## Begin GIVEN RECORDS
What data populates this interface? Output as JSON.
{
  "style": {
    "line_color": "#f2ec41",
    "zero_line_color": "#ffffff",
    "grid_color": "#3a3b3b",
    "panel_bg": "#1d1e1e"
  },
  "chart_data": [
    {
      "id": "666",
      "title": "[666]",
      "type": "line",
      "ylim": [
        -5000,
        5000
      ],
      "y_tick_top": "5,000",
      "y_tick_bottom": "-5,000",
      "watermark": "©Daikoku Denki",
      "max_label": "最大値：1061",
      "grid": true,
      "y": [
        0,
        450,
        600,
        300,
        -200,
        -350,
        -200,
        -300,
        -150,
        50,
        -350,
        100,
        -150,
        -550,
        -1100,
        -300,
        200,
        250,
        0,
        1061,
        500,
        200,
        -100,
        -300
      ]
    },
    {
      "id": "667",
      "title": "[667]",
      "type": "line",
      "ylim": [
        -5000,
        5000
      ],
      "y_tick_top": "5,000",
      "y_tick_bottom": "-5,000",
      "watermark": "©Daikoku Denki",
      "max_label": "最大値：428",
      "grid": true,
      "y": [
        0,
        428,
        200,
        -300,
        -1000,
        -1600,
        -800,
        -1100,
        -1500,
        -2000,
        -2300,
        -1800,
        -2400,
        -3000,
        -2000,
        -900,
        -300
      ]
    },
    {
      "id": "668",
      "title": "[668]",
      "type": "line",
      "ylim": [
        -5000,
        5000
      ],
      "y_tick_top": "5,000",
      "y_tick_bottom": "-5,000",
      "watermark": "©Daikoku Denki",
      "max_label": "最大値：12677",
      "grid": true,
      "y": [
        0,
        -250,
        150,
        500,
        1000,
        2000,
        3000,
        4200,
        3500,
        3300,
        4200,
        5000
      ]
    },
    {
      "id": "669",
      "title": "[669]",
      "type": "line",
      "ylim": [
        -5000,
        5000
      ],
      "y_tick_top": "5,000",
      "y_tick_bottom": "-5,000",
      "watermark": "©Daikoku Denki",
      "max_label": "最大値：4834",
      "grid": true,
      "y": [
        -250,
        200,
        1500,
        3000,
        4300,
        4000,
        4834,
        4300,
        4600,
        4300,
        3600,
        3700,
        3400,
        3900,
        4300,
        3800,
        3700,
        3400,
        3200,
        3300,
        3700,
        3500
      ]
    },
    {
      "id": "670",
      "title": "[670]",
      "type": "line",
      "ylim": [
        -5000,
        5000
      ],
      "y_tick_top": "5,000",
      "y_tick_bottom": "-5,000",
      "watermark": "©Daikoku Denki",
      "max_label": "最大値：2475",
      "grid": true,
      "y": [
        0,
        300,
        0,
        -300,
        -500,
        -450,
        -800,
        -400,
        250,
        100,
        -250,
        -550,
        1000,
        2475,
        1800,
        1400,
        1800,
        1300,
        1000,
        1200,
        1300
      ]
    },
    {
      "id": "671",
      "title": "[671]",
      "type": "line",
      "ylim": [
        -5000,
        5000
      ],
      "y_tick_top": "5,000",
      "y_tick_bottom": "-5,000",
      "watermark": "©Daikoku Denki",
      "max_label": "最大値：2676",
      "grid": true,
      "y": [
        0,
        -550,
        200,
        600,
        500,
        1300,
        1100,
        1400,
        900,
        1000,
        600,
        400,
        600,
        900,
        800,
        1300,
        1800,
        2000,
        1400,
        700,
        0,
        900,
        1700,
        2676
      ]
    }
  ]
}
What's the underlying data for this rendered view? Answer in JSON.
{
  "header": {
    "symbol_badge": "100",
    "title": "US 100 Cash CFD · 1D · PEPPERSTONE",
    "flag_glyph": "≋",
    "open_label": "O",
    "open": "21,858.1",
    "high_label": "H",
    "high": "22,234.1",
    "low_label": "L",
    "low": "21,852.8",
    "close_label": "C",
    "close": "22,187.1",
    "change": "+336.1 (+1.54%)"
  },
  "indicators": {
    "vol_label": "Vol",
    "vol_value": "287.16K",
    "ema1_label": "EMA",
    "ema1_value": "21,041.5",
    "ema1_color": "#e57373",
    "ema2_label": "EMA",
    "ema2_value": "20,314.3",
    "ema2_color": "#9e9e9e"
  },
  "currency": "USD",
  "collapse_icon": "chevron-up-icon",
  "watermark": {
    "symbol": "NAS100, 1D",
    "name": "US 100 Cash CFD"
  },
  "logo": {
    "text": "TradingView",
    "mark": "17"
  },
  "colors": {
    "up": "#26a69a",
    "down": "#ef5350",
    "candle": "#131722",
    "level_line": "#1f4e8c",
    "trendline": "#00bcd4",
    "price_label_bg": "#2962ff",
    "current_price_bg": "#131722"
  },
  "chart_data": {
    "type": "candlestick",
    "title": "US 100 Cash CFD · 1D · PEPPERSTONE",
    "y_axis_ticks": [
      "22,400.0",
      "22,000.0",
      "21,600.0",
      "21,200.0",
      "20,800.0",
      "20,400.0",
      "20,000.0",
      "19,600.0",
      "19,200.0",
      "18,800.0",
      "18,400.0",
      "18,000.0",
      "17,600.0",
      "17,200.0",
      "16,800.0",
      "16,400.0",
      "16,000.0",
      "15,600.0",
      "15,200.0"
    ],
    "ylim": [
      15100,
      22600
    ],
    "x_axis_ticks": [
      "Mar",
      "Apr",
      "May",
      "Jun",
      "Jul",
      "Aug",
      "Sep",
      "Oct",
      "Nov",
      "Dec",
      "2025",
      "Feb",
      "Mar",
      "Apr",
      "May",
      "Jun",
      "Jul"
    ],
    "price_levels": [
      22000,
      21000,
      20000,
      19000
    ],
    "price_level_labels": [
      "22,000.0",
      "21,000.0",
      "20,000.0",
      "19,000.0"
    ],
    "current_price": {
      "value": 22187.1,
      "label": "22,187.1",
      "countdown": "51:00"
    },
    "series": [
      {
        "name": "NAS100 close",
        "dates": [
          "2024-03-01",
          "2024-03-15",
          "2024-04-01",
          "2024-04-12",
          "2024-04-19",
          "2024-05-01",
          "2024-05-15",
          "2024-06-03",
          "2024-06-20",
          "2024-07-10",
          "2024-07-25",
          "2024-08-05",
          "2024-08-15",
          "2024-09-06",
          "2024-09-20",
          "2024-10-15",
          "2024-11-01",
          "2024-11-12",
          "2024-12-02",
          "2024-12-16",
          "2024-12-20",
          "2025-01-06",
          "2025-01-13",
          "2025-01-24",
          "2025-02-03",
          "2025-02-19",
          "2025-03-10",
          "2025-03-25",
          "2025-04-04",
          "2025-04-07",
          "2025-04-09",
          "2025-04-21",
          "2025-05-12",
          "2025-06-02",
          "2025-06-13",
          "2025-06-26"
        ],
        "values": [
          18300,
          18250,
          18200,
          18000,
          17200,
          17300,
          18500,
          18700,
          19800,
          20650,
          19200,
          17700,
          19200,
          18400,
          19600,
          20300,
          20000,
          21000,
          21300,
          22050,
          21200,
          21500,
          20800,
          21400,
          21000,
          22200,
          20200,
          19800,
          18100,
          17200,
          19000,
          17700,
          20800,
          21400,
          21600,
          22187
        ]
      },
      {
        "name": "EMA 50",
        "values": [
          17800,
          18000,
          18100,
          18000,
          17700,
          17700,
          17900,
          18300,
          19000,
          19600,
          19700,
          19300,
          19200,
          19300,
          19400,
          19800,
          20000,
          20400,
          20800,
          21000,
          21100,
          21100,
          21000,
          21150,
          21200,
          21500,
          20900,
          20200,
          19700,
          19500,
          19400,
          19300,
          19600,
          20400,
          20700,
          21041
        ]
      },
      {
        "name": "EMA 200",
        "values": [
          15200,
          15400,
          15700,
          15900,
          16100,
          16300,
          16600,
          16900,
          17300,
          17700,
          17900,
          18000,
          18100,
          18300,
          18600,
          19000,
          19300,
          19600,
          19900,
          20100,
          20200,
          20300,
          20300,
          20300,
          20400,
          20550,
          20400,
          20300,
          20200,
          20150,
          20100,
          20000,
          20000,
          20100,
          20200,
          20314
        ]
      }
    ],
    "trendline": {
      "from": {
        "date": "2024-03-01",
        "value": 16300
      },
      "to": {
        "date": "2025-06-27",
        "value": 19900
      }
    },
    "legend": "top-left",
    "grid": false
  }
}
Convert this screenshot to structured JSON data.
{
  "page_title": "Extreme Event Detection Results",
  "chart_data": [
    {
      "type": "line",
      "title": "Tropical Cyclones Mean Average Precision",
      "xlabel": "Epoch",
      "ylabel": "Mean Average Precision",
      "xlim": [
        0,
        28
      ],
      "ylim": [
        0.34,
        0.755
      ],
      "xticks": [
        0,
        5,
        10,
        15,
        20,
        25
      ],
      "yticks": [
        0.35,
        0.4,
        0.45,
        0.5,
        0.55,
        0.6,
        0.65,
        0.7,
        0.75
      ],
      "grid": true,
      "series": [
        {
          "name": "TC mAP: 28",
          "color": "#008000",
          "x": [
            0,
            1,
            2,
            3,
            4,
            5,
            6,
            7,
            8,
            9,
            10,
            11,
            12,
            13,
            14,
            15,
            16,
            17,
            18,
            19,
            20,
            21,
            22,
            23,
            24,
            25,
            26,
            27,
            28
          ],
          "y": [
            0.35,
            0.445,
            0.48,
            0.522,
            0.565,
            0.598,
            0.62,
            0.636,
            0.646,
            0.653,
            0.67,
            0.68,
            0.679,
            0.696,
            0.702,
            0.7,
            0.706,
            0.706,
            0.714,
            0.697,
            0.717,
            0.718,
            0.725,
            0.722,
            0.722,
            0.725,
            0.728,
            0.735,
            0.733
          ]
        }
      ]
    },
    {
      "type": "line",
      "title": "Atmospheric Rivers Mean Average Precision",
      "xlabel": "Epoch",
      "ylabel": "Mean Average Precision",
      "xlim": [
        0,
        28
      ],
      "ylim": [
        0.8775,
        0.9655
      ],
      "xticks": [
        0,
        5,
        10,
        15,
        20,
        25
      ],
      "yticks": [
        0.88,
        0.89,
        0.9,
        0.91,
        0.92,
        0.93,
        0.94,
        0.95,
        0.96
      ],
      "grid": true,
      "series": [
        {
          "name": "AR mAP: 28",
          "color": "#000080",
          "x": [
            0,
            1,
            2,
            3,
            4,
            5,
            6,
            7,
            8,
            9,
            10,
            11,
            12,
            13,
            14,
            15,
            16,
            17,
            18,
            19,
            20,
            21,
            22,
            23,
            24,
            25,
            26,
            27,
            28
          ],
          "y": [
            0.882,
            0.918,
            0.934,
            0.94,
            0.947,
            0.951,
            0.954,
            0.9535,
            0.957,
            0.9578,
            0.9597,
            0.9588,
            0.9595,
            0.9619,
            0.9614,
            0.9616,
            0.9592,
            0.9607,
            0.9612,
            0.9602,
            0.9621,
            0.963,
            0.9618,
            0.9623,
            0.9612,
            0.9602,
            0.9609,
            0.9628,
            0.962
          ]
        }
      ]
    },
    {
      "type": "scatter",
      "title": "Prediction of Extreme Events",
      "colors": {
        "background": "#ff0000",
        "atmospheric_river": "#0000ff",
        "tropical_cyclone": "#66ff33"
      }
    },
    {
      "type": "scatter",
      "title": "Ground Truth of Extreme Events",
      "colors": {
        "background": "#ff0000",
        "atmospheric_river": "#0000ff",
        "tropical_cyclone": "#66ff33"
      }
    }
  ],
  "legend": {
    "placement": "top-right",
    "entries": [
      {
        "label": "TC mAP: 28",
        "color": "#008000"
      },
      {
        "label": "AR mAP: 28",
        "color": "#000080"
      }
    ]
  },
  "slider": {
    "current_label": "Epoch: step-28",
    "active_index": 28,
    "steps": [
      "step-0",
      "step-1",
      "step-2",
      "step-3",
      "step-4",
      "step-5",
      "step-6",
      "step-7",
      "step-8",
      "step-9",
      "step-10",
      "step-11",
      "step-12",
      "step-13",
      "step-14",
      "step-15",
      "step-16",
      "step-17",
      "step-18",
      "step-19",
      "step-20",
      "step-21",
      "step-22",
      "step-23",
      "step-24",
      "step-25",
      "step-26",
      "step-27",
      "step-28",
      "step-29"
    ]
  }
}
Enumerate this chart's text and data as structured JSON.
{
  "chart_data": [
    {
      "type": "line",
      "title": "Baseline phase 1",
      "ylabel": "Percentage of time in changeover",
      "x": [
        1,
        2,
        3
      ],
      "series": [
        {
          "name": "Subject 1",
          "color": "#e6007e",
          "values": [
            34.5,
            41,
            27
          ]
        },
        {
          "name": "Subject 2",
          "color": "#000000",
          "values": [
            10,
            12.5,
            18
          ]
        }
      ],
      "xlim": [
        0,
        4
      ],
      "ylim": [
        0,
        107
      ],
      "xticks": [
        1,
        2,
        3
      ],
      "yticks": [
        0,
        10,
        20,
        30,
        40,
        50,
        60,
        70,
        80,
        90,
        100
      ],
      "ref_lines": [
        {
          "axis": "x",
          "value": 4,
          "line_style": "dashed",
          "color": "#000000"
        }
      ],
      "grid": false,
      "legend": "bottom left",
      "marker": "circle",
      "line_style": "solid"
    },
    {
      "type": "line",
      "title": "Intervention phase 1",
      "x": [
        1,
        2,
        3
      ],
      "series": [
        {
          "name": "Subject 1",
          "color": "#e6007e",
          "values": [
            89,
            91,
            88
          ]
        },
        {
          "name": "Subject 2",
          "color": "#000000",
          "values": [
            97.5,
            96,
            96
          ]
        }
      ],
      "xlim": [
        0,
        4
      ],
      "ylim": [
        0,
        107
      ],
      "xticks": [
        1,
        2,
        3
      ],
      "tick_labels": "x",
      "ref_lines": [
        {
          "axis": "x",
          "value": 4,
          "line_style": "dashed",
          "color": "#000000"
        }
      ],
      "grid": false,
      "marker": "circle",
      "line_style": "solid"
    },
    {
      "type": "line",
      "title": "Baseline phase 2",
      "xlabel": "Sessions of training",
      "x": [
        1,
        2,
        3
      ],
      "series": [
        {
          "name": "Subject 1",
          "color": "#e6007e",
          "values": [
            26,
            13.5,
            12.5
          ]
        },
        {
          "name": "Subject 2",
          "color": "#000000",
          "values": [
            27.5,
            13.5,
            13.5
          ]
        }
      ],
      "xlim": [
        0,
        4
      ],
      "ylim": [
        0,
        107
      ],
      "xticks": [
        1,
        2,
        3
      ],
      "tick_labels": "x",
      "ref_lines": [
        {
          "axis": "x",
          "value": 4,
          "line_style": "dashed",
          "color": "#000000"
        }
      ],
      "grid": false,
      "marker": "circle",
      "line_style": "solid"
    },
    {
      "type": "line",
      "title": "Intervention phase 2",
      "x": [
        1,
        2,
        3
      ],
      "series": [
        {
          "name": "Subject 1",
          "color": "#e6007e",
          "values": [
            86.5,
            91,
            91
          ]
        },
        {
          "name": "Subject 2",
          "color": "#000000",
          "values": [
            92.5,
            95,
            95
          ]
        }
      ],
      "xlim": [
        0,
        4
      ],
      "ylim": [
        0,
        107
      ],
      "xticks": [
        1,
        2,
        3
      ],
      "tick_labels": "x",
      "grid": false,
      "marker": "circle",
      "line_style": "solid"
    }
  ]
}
## End GIVEN RECORDS
## TASK OBJECTIVE
Look through the entries above and report each line where the string "Average" occurs.

## TASK OUTPUT
      "title": "Tropical Cyclones Mean Average Precision",
      "ylabel": "Mean Average Precision",
      "title": "Atmospheric Rivers Mean Average Precision",
      "ylabel": "Mean Average Precision",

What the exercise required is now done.